Rewrite the lines between the one holding "map-scale: 比例尺 1:20" and the one holding "city-label: 广州 (568, 539, 584, 549)", inclusive, replacing "city-label" with "city-name" and changing nothing else.

**PROVIDED MATERIAL:**
-------

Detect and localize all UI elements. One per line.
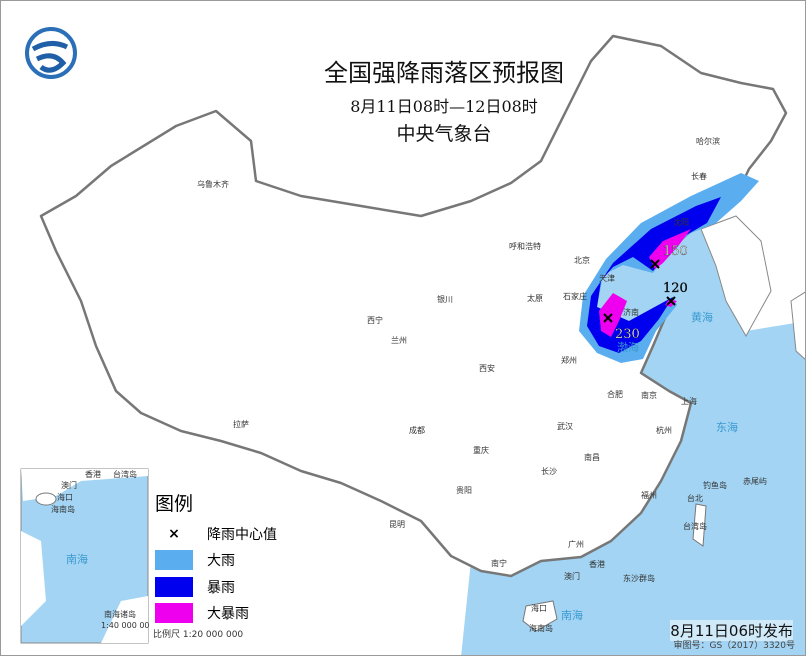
map-scale: 比例尺 1:20 000 000 (153, 630, 244, 640)
city-label: 福州 (641, 491, 657, 500)
inset-place: 台湾岛 (113, 469, 137, 479)
rain-area-severe (599, 229, 691, 337)
forecast-period: 8月11日08时—12日08时 (350, 97, 538, 116)
city-label: 拉萨 (233, 419, 249, 429)
island-label: 东沙群岛 (623, 573, 655, 583)
city-label: 哈尔滨 (696, 136, 720, 146)
city-label: 广州 (568, 539, 584, 549)
legend-swatch (155, 550, 193, 570)
legend-swatch (155, 603, 193, 623)
city-label: 天津 (599, 273, 615, 283)
rain-center-230: 230 (615, 327, 640, 342)
city-label: 南京 (641, 390, 657, 400)
city-label: 成都 (409, 425, 425, 435)
rain-center-120-mark (666, 296, 676, 306)
rain-center-150: 150 (663, 244, 688, 259)
city-label: 长春 (691, 171, 707, 181)
city-label: 贵阳 (456, 485, 472, 495)
city-label: 长沙 (541, 466, 557, 476)
legend: 图例 × 降雨中心值 大雨 暴雨 大暴雨 比例尺 1:20 000 000 (149, 481, 301, 643)
korea-land (700, 215, 772, 338)
city-label: 西安 (479, 363, 495, 373)
city-label: 西宁 (367, 315, 383, 325)
legend-item-severe-rainstorm: 大暴雨 (155, 602, 249, 624)
city-label: 重庆 (473, 445, 489, 455)
sea-label: 东海 (716, 420, 738, 434)
legend-swatch (155, 577, 193, 597)
city-label: 乌鲁木齐 (197, 179, 229, 189)
city-label: 郑州 (561, 355, 577, 365)
inset-label: 南海诸岛 (104, 609, 136, 619)
city-label: 济南 (623, 307, 639, 317)
city-label: 南宁 (491, 558, 507, 568)
city-label: 台北 (687, 493, 703, 503)
legend-label: 暴雨 (207, 580, 235, 596)
legend-item-rain-center: × 降雨中心值 (155, 523, 277, 545)
island-label: 钓鱼岛 (703, 480, 727, 490)
city-label: 杭州 (656, 425, 672, 435)
taiwan-island (692, 503, 707, 547)
issue-time: 8月11日06时发布 (670, 620, 793, 641)
rain-area-heavy (579, 173, 759, 363)
city-label: 太原 (527, 293, 543, 303)
agency-name: 中央气象台 (396, 123, 492, 145)
rain-center-markers (603, 259, 676, 323)
city-label: 兰州 (391, 335, 407, 345)
rain-area-rainstorm (587, 197, 721, 353)
island-label: 海南岛 (529, 623, 553, 633)
legend-label: 降雨中心值 (207, 527, 277, 543)
city-label: 澳门 (564, 571, 580, 581)
sea-label: 黄海 (691, 310, 713, 324)
south-china-sea-inset: 南海 澳门 香港 台湾岛 海口 海南岛 南海诸岛 1:40 000 000 (20, 468, 155, 644)
island-label: 海口 (531, 603, 547, 613)
inset-place: 香港 (85, 469, 101, 479)
legend-item-heavy-rain: 大雨 (155, 549, 235, 571)
island-label: 台湾岛 (683, 521, 707, 531)
rain-center-150-mark (650, 259, 660, 269)
sea-label: 南海 (561, 608, 583, 622)
legend-label: 大雨 (207, 553, 235, 569)
inset-place: 海南岛 (51, 504, 75, 514)
rain-center-230-mark (603, 313, 613, 323)
inset-sea-label: 南海 (66, 552, 88, 566)
city-labels: 乌鲁木齐 哈尔滨 长春 沈阳 呼和浩特 北京 天津 石家庄 太原 济南 银川 西… (197, 136, 720, 581)
map-title: 全国强降雨落区预报图 (324, 59, 564, 87)
legend-item-rainstorm: 暴雨 (155, 576, 235, 598)
city-label: 石家庄 (563, 291, 587, 301)
city-label: 北京 (574, 255, 590, 265)
city-label: 银川 (437, 294, 453, 304)
city-label: 呼和浩特 (509, 241, 541, 251)
city-label: 合肥 (607, 389, 623, 399)
sea-label: 渤海 (617, 340, 639, 354)
city-label: 南昌 (584, 452, 600, 462)
city-label: 上海 (681, 396, 697, 406)
city-label: 沈阳 (673, 217, 689, 227)
japan-land (790, 291, 805, 360)
inset-place: 海口 (57, 492, 73, 502)
inset-place: 澳门 (61, 480, 77, 490)
sea-labels: 渤海 黄海 东海 南海 (561, 310, 738, 622)
hainan-island (522, 600, 558, 632)
cma-logo (25, 27, 77, 79)
city-label: 香港 (589, 559, 605, 569)
rain-center-120: 120 (663, 281, 688, 296)
city-label: 昆明 (389, 520, 405, 529)
inset-scale: 1:40 000 000 (101, 621, 155, 630)
city-label: 武汉 (557, 421, 573, 431)
legend-heading: 图例 (155, 493, 194, 515)
island-label: 赤尾屿 (743, 477, 767, 486)
review-number: 审图号：GS（2017）3320号 (673, 641, 796, 651)
legend-label: 大暴雨 (207, 606, 249, 622)
cross-icon: × (168, 526, 180, 542)
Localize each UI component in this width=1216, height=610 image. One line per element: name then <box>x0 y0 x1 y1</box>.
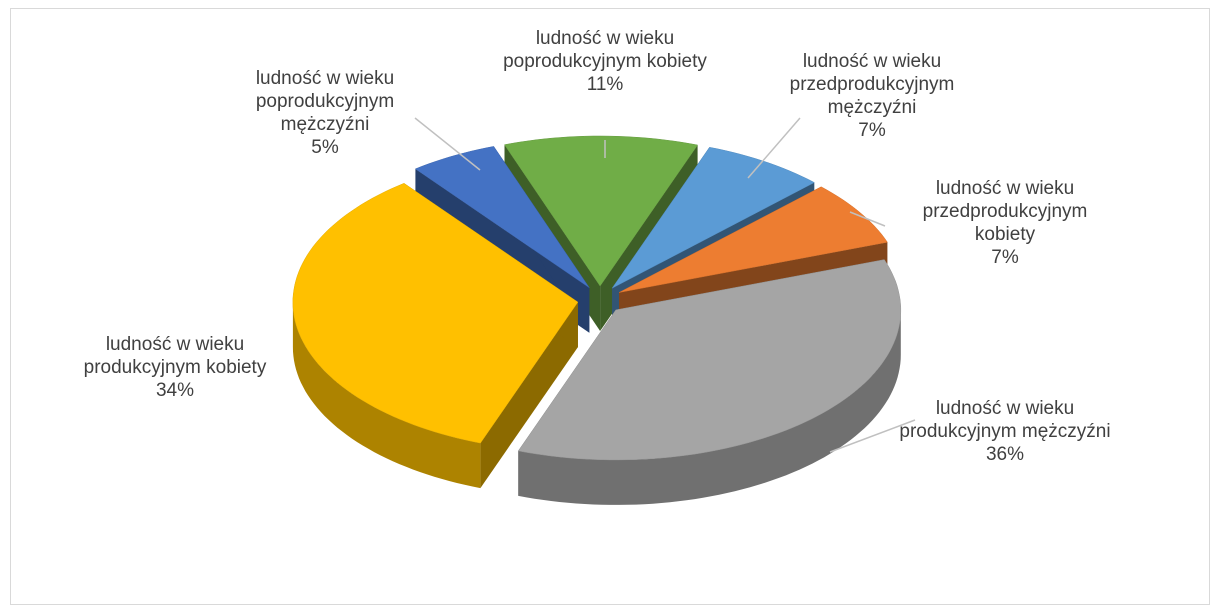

-------

**THE REPLY:**
map-scale: 比例尺 1:20 000 000 (153, 630, 244, 640)
city-name: 福州 (641, 491, 657, 500)
inset-place: 台湾岛 (113, 469, 137, 479)
rain-area-severe (599, 229, 691, 337)
forecast-period: 8月11日08时—12日08时 (350, 97, 538, 116)
city-name: 拉萨 (233, 419, 249, 429)
island-label: 东沙群岛 (623, 573, 655, 583)
city-name: 哈尔滨 (696, 136, 720, 146)
city-name: 广州 (568, 539, 584, 549)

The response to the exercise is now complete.